━━━ Entries supplied ━━━
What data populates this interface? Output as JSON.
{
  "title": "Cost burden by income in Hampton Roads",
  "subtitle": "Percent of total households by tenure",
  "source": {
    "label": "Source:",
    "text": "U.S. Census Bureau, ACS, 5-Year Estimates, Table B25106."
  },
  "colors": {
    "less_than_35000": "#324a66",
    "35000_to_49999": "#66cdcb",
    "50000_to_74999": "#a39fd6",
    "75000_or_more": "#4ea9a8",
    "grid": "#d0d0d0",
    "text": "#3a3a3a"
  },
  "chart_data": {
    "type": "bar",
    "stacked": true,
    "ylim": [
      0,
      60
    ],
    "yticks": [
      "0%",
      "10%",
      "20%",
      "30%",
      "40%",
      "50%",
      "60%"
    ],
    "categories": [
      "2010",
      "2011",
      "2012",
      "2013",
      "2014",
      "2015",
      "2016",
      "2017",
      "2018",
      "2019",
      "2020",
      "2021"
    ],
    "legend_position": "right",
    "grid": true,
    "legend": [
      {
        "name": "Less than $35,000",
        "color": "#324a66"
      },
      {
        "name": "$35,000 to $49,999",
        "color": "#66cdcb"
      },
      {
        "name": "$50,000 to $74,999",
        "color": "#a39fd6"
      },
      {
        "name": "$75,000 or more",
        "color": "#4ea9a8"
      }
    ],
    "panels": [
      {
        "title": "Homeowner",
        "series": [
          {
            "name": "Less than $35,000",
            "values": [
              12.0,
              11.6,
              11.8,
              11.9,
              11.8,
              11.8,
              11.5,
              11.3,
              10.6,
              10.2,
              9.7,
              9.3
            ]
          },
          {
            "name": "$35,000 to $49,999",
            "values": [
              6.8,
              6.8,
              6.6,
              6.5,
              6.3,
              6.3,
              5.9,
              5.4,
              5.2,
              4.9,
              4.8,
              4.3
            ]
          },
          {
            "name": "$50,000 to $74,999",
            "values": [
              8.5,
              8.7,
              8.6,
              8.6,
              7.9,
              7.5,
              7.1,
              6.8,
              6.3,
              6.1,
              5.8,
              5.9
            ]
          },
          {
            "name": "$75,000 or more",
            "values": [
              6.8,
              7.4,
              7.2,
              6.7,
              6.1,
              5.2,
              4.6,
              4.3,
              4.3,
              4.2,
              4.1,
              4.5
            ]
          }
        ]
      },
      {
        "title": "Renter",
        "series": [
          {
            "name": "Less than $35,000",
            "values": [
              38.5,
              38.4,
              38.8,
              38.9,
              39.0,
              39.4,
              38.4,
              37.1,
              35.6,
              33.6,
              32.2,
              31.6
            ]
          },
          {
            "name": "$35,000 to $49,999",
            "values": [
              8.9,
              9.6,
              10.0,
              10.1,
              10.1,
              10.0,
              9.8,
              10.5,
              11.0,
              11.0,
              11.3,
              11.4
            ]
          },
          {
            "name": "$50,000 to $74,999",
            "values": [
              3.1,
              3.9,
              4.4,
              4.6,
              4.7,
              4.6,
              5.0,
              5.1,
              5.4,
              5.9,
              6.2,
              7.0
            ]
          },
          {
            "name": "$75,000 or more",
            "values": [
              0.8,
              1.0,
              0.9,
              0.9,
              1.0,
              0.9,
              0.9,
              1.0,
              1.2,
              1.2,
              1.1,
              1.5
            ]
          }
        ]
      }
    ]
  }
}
━━━
Output each record precisely as given.

What data populates this interface? Output as JSON.
{
  "title": "Cost burden by income in Hampton Roads",
  "subtitle": "Percent of total households by tenure",
  "source": {
    "label": "Source:",
    "text": "U.S. Census Bureau, ACS, 5-Year Estimates, Table B25106."
  },
  "colors": {
    "less_than_35000": "#324a66",
    "35000_to_49999": "#66cdcb",
    "50000_to_74999": "#a39fd6",
    "75000_or_more": "#4ea9a8",
    "grid": "#d0d0d0",
    "text": "#3a3a3a"
  },
  "chart_data": {
    "type": "bar",
    "stacked": true,
    "ylim": [
      0,
      60
    ],
    "yticks": [
      "0%",
      "10%",
      "20%",
      "30%",
      "40%",
      "50%",
      "60%"
    ],
    "categories": [
      "2010",
      "2011",
      "2012",
      "2013",
      "2014",
      "2015",
      "2016",
      "2017",
      "2018",
      "2019",
      "2020",
      "2021"
    ],
    "legend_position": "right",
    "grid": true,
    "legend": [
      {
        "name": "Less than $35,000",
        "color": "#324a66"
      },
      {
        "name": "$35,000 to $49,999",
        "color": "#66cdcb"
      },
      {
        "name": "$50,000 to $74,999",
        "color": "#a39fd6"
      },
      {
        "name": "$75,000 or more",
        "color": "#4ea9a8"
      }
    ],
    "panels": [
      {
        "title": "Homeowner",
        "series": [
          {
            "name": "Less than $35,000",
            "values": [
              12.0,
              11.6,
              11.8,
              11.9,
              11.8,
              11.8,
              11.5,
              11.3,
              10.6,
              10.2,
              9.7,
              9.3
            ]
          },
          {
            "name": "$35,000 to $49,999",
            "values": [
              6.8,
              6.8,
              6.6,
              6.5,
              6.3,
              6.3,
              5.9,
              5.4,
              5.2,
              4.9,
              4.8,
              4.3
            ]
          },
          {
            "name": "$50,000 to $74,999",
            "values": [
              8.5,
              8.7,
              8.6,
              8.6,
              7.9,
              7.5,
              7.1,
              6.8,
              6.3,
              6.1,
              5.8,
              5.9
            ]
          },
          {
            "name": "$75,000 or more",
            "values": [
              6.8,
              7.4,
              7.2,
              6.7,
              6.1,
              5.2,
              4.6,
              4.3,
              4.3,
              4.2,
              4.1,
              4.5
            ]
          }
        ]
      },
      {
        "title": "Renter",
        "series": [
          {
            "name": "Less than $35,000",
            "values": [
              38.5,
              38.4,
              38.8,
              38.9,
              39.0,
              39.4,
              38.4,
              37.1,
              35.6,
              33.6,
              32.2,
              31.6
            ]
          },
          {
            "name": "$35,000 to $49,999",
            "values": [
              8.9,
              9.6,
              10.0,
              10.1,
              10.1,
              10.0,
              9.8,
              10.5,
              11.0,
              11.0,
              11.3,
              11.4
            ]
          },
          {
            "name": "$50,000 to $74,999",
            "values": [
              3.1,
              3.9,
              4.4,
              4.6,
              4.7,
              4.6,
              5.0,
              5.1,
              5.4,
              5.9,
              6.2,
              7.0
            ]
          },
          {
            "name": "$75,000 or more",
            "values": [
              0.8,
              1.0,
              0.9,
              0.9,
              1.0,
              0.9,
              0.9,
              1.0,
              1.2,
              1.2,
              1.1,
              1.5
            ]
          }
        ]
      }
    ]
  }
}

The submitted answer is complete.